Dataset excerpts:
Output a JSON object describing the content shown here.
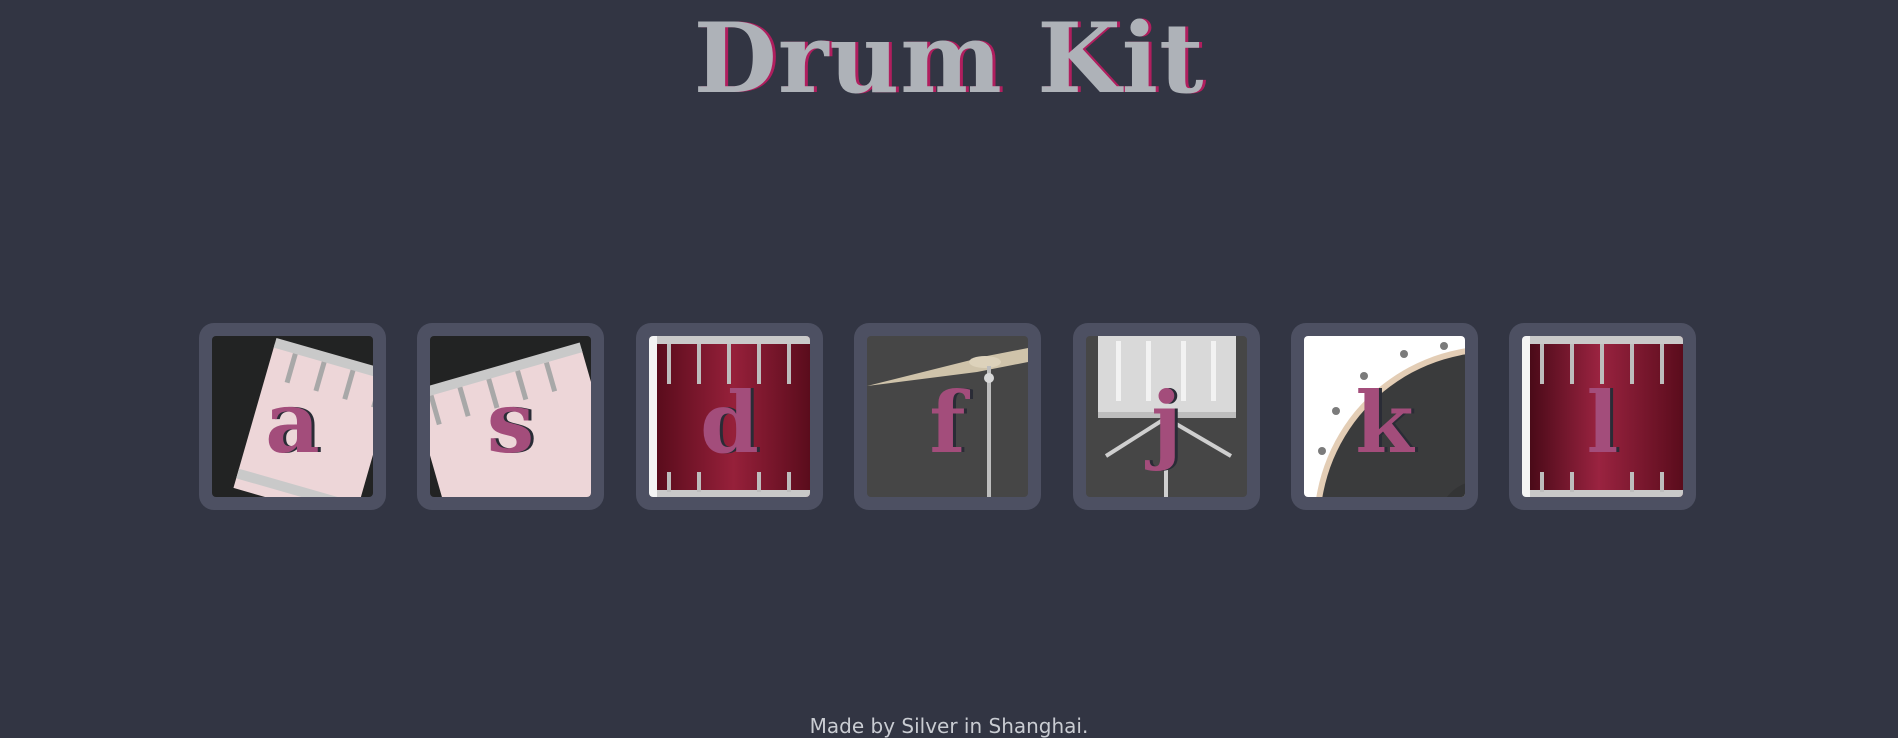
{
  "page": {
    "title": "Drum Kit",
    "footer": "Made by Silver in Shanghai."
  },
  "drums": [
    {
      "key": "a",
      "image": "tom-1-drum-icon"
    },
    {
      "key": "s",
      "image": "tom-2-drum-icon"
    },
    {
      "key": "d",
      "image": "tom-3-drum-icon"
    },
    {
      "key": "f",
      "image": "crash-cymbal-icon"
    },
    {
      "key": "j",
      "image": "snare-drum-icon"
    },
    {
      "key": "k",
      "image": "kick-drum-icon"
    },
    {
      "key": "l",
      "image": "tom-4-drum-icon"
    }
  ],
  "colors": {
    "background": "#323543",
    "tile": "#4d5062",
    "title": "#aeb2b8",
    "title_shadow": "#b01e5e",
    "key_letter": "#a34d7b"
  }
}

- **Given problem**
Transcribe each line above verbatim, with the pictures left out.

- **Response to the task**
Output a JSON object describing the content shown here.
{
  "page": {
    "title": "Drum Kit",
    "footer": "Made by Silver in Shanghai."
  },
  "drums": [
    {
      "key": "a",
      "image": "tom-1-drum-icon"
    },
    {
      "key": "s",
      "image": "tom-2-drum-icon"
    },
    {
      "key": "d",
      "image": "tom-3-drum-icon"
    },
    {
      "key": "f",
      "image": "crash-cymbal-icon"
    },
    {
      "key": "j",
      "image": "snare-drum-icon"
    },
    {
      "key": "k",
      "image": "kick-drum-icon"
    },
    {
      "key": "l",
      "image": "tom-4-drum-icon"
    }
  ],
  "colors": {
    "background": "#323543",
    "tile": "#4d5062",
    "title": "#aeb2b8",
    "title_shadow": "#b01e5e",
    "key_letter": "#a34d7b"
  }
}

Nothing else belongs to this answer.